EXERCISE PROMPT
Quote the whole listing word for word. Do not include the pictures.

DATA TO USE
↓↓↓

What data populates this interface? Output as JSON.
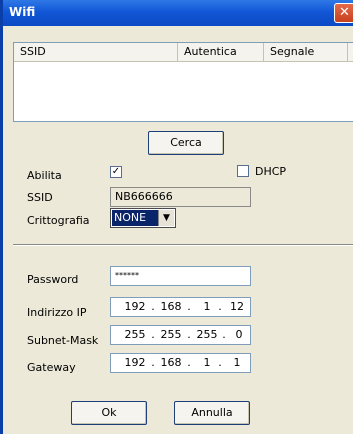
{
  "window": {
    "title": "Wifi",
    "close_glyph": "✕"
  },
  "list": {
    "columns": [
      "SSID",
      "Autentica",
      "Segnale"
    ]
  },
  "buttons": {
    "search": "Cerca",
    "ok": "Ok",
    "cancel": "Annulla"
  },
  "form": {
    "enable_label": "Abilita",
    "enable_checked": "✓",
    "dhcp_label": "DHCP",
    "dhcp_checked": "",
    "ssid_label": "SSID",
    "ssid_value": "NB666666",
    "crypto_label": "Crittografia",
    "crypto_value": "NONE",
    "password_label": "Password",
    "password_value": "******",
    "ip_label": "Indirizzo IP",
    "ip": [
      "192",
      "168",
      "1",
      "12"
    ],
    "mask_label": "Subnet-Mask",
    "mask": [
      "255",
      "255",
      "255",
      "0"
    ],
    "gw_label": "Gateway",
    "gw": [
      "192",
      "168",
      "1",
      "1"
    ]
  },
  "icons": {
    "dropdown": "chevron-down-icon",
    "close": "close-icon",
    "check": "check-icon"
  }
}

↑↑↑

OUTPUT FOR THIS TASK
What data populates this interface? Output as JSON.
{
  "window": {
    "title": "Wifi",
    "close_glyph": "✕"
  },
  "list": {
    "columns": [
      "SSID",
      "Autentica",
      "Segnale"
    ]
  },
  "buttons": {
    "search": "Cerca",
    "ok": "Ok",
    "cancel": "Annulla"
  },
  "form": {
    "enable_label": "Abilita",
    "enable_checked": "✓",
    "dhcp_label": "DHCP",
    "dhcp_checked": "",
    "ssid_label": "SSID",
    "ssid_value": "NB666666",
    "crypto_label": "Crittografia",
    "crypto_value": "NONE",
    "password_label": "Password",
    "password_value": "******",
    "ip_label": "Indirizzo IP",
    "ip": [
      "192",
      "168",
      "1",
      "12"
    ],
    "mask_label": "Subnet-Mask",
    "mask": [
      "255",
      "255",
      "255",
      "0"
    ],
    "gw_label": "Gateway",
    "gw": [
      "192",
      "168",
      "1",
      "1"
    ]
  },
  "icons": {
    "dropdown": "chevron-down-icon",
    "close": "close-icon",
    "check": "check-icon"
  }
}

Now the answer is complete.